For the copy, please give all of the data again exactly and leave the pictures out.
>>>
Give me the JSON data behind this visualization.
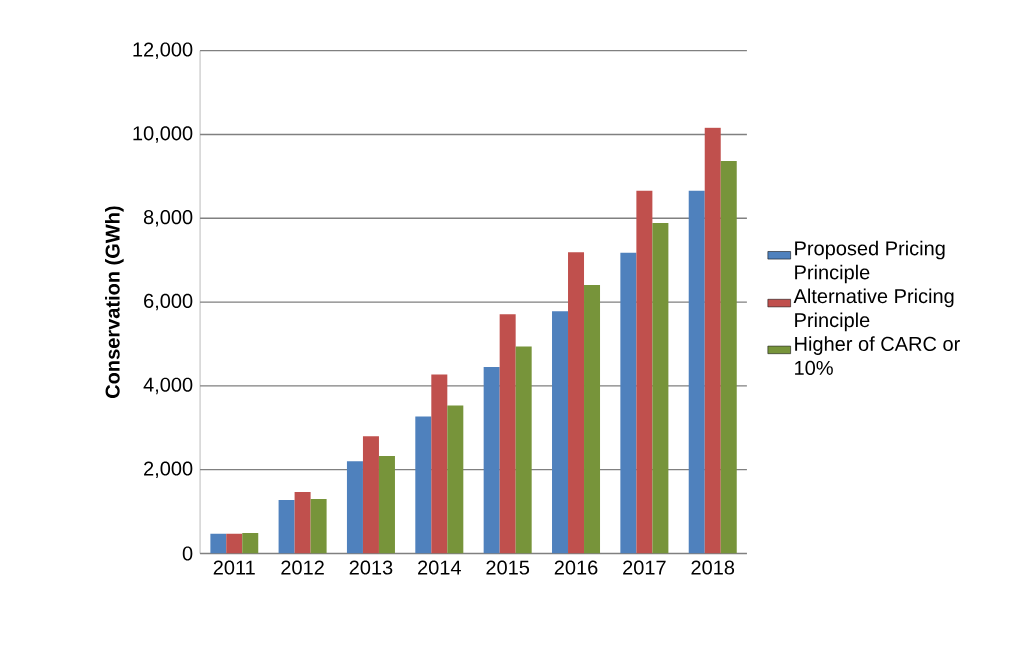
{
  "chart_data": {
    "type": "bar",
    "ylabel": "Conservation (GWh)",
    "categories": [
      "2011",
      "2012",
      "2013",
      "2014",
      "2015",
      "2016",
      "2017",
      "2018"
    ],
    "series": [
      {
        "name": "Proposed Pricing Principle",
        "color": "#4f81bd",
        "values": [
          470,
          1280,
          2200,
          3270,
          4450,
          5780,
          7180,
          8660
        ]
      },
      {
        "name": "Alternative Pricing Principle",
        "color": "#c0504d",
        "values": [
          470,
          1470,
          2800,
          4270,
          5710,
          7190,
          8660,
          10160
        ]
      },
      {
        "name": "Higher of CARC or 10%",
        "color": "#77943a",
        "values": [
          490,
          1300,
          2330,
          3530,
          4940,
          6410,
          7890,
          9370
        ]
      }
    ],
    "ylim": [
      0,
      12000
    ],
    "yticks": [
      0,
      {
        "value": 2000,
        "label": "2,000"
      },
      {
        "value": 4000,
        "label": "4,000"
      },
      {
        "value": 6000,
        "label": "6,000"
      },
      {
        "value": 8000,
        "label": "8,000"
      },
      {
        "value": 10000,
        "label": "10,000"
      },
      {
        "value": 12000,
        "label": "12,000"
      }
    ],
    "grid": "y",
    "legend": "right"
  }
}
<<<
- Answer to this task -
Give me the JSON data behind this visualization.
{
  "chart_data": {
    "type": "bar",
    "ylabel": "Conservation (GWh)",
    "categories": [
      "2011",
      "2012",
      "2013",
      "2014",
      "2015",
      "2016",
      "2017",
      "2018"
    ],
    "series": [
      {
        "name": "Proposed Pricing Principle",
        "color": "#4f81bd",
        "values": [
          470,
          1280,
          2200,
          3270,
          4450,
          5780,
          7180,
          8660
        ]
      },
      {
        "name": "Alternative Pricing Principle",
        "color": "#c0504d",
        "values": [
          470,
          1470,
          2800,
          4270,
          5710,
          7190,
          8660,
          10160
        ]
      },
      {
        "name": "Higher of CARC or 10%",
        "color": "#77943a",
        "values": [
          490,
          1300,
          2330,
          3530,
          4940,
          6410,
          7890,
          9370
        ]
      }
    ],
    "ylim": [
      0,
      12000
    ],
    "yticks": [
      0,
      {
        "value": 2000,
        "label": "2,000"
      },
      {
        "value": 4000,
        "label": "4,000"
      },
      {
        "value": 6000,
        "label": "6,000"
      },
      {
        "value": 8000,
        "label": "8,000"
      },
      {
        "value": 10000,
        "label": "10,000"
      },
      {
        "value": 12000,
        "label": "12,000"
      }
    ],
    "grid": "y",
    "legend": "right"
  }
}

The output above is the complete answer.